- **The request**:
Could you extract every entry below and reproduce it exactly?

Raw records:

■ ■ ■ ■ ■ ■ ■

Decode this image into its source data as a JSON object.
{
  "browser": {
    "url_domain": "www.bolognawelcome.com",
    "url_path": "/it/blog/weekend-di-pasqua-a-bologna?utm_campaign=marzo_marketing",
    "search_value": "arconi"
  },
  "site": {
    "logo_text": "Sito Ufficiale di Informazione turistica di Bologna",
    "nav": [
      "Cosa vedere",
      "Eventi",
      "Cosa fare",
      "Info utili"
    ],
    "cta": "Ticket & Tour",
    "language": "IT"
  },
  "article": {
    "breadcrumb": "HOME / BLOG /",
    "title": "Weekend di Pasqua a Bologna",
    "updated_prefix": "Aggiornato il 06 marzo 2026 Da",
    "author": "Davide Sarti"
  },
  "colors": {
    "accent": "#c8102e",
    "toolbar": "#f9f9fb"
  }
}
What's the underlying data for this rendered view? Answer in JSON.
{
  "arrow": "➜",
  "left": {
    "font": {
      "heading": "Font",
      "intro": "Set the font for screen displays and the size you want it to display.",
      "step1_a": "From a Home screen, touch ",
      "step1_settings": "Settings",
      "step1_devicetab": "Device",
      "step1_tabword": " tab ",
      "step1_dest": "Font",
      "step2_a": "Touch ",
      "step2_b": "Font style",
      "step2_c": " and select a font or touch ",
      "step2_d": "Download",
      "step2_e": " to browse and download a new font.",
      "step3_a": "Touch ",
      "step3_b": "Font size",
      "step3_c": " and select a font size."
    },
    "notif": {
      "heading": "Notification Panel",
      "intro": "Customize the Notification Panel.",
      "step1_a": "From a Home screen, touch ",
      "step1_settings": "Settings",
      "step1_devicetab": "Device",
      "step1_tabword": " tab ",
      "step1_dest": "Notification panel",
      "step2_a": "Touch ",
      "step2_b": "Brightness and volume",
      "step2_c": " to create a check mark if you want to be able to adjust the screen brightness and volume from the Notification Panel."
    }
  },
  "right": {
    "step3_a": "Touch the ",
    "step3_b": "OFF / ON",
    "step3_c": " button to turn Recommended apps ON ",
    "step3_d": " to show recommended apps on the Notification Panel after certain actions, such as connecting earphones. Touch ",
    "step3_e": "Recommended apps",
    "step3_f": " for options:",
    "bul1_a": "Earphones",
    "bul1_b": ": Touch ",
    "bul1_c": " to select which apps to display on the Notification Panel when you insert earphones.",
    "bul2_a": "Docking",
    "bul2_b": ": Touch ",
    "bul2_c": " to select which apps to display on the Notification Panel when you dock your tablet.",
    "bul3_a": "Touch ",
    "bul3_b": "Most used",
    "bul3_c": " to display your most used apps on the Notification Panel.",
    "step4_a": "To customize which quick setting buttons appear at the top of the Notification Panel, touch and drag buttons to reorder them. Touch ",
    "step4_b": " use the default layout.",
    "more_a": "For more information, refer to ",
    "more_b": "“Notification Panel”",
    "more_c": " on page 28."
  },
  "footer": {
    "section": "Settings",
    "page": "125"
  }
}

■ ■ ■ ■ ■ ■ ■

- **Answer for the task**:
Decode this image into its source data as a JSON object.
{
  "browser": {
    "url_domain": "www.bolognawelcome.com",
    "url_path": "/it/blog/weekend-di-pasqua-a-bologna?utm_campaign=marzo_marketing",
    "search_value": "arconi"
  },
  "site": {
    "logo_text": "Sito Ufficiale di Informazione turistica di Bologna",
    "nav": [
      "Cosa vedere",
      "Eventi",
      "Cosa fare",
      "Info utili"
    ],
    "cta": "Ticket & Tour",
    "language": "IT"
  },
  "article": {
    "breadcrumb": "HOME / BLOG /",
    "title": "Weekend di Pasqua a Bologna",
    "updated_prefix": "Aggiornato il 06 marzo 2026 Da",
    "author": "Davide Sarti"
  },
  "colors": {
    "accent": "#c8102e",
    "toolbar": "#f9f9fb"
  }
}
What's the underlying data for this rendered view? Answer in JSON.
{
  "arrow": "➜",
  "left": {
    "font": {
      "heading": "Font",
      "intro": "Set the font for screen displays and the size you want it to display.",
      "step1_a": "From a Home screen, touch ",
      "step1_settings": "Settings",
      "step1_devicetab": "Device",
      "step1_tabword": " tab ",
      "step1_dest": "Font",
      "step2_a": "Touch ",
      "step2_b": "Font style",
      "step2_c": " and select a font or touch ",
      "step2_d": "Download",
      "step2_e": " to browse and download a new font.",
      "step3_a": "Touch ",
      "step3_b": "Font size",
      "step3_c": " and select a font size."
    },
    "notif": {
      "heading": "Notification Panel",
      "intro": "Customize the Notification Panel.",
      "step1_a": "From a Home screen, touch ",
      "step1_settings": "Settings",
      "step1_devicetab": "Device",
      "step1_tabword": " tab ",
      "step1_dest": "Notification panel",
      "step2_a": "Touch ",
      "step2_b": "Brightness and volume",
      "step2_c": " to create a check mark if you want to be able to adjust the screen brightness and volume from the Notification Panel."
    }
  },
  "right": {
    "step3_a": "Touch the ",
    "step3_b": "OFF / ON",
    "step3_c": " button to turn Recommended apps ON ",
    "step3_d": " to show recommended apps on the Notification Panel after certain actions, such as connecting earphones. Touch ",
    "step3_e": "Recommended apps",
    "step3_f": " for options:",
    "bul1_a": "Earphones",
    "bul1_b": ": Touch ",
    "bul1_c": " to select which apps to display on the Notification Panel when you insert earphones.",
    "bul2_a": "Docking",
    "bul2_b": ": Touch ",
    "bul2_c": " to select which apps to display on the Notification Panel when you dock your tablet.",
    "bul3_a": "Touch ",
    "bul3_b": "Most used",
    "bul3_c": " to display your most used apps on the Notification Panel.",
    "step4_a": "To customize which quick setting buttons appear at the top of the Notification Panel, touch and drag buttons to reorder them. Touch ",
    "step4_b": " use the default layout.",
    "more_a": "For more information, refer to ",
    "more_b": "“Notification Panel”",
    "more_c": " on page 28."
  },
  "footer": {
    "section": "Settings",
    "page": "125"
  }
}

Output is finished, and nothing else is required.